In the data below, locate each line with the word "الشخصية" and list it.

** RECORDS FOR PROCESSING **

begin

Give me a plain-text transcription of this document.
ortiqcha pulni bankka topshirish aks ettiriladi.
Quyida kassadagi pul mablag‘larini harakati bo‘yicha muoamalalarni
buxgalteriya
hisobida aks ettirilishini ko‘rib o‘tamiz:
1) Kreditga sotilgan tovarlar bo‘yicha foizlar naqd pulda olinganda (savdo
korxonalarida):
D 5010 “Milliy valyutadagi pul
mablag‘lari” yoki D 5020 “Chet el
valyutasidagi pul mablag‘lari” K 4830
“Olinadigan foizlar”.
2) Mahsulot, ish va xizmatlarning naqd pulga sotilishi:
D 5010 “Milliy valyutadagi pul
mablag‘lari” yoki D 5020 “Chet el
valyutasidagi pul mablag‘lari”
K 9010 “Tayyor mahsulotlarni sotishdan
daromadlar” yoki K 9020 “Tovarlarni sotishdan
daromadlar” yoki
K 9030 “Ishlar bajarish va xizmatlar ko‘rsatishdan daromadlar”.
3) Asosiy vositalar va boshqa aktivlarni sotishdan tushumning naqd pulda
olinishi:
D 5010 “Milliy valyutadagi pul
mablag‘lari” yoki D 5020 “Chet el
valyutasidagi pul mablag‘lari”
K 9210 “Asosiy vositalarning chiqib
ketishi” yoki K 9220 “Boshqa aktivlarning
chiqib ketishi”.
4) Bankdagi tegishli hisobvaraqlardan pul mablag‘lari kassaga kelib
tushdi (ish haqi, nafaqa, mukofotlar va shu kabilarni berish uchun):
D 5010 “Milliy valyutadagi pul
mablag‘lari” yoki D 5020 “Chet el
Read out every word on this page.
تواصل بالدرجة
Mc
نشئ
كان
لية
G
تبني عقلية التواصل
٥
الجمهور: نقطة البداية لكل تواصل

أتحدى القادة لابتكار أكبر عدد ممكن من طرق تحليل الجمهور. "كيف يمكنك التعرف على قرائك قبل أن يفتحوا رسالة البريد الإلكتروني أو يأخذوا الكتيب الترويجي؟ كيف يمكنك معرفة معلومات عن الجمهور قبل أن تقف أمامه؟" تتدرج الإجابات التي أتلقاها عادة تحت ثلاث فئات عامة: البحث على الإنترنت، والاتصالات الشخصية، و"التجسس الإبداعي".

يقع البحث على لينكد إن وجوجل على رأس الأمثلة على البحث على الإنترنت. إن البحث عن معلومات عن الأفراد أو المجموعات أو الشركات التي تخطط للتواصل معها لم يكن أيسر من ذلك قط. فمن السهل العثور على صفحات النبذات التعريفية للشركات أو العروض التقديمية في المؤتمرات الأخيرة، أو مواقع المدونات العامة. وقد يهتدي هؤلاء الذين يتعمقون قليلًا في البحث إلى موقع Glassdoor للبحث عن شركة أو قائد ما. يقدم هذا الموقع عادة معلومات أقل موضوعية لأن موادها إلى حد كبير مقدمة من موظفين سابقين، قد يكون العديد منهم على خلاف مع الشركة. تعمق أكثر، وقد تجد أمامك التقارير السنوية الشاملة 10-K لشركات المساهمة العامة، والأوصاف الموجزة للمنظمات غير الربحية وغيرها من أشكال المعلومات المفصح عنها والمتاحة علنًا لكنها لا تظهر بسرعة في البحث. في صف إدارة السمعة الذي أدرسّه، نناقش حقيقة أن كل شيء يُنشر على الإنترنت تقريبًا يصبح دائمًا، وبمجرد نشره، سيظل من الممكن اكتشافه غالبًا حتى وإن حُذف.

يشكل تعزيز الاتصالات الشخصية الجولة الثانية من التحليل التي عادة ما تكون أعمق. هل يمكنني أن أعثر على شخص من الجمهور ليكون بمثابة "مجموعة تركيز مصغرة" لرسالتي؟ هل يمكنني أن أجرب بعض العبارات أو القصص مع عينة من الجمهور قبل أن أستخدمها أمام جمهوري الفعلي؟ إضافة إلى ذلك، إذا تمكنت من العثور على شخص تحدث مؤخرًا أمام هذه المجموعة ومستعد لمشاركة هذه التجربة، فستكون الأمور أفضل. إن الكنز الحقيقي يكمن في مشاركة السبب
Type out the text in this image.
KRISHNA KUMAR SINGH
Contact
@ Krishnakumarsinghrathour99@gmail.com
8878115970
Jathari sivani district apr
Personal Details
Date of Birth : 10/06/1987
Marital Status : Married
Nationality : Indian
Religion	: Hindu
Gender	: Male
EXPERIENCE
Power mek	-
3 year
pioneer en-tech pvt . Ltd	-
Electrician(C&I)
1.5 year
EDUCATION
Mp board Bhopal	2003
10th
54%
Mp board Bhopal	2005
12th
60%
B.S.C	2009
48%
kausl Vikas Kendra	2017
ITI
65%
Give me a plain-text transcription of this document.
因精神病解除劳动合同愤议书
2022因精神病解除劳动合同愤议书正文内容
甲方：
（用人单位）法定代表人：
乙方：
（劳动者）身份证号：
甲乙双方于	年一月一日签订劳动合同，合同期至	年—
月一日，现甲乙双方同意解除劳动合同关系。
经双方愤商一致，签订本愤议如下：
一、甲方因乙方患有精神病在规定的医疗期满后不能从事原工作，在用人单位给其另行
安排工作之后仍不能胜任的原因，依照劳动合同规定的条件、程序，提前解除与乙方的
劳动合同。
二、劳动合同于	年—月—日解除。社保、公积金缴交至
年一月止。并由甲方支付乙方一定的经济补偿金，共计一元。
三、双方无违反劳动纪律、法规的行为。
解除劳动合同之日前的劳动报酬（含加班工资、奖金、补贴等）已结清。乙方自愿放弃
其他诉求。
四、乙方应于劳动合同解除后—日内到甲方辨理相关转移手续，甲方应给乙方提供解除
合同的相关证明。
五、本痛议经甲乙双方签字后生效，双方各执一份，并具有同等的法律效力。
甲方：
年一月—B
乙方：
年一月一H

end

** RESULT **
أتحدى القادة لابتكار أكبر عدد ممكن من طرق تحليل الجمهور. "كيف يمكنك التعرف على قرائك قبل أن يفتحوا رسالة البريد الإلكتروني أو يأخذوا الكتيب الترويجي؟ كيف يمكنك معرفة معلومات عن الجمهور قبل أن تقف أمامه؟" تتدرج الإجابات التي أتلقاها عادة تحت ثلاث فئات عامة: البحث على الإنترنت، والاتصالات الشخصية، و"التجسس الإبداعي".
يشكل تعزيز الاتصالات الشخصية الجولة الثانية من التحليل التي عادة ما تكون أعمق. هل يمكنني أن أعثر على شخص من الجمهور ليكون بمثابة "مجموعة تركيز مصغرة" لرسالتي؟ هل يمكنني أن أجرب بعض العبارات أو القصص مع عينة من الجمهور قبل أن أستخدمها أمام جمهوري الفعلي؟ إضافة إلى ذلك، إذا تمكنت من العثور على شخص تحدث مؤخرًا أمام هذه المجموعة ومستعد لمشاركة هذه التجربة، فستكون الأمور أفضل. إن الكنز الحقيقي يكمن في مشاركة السبب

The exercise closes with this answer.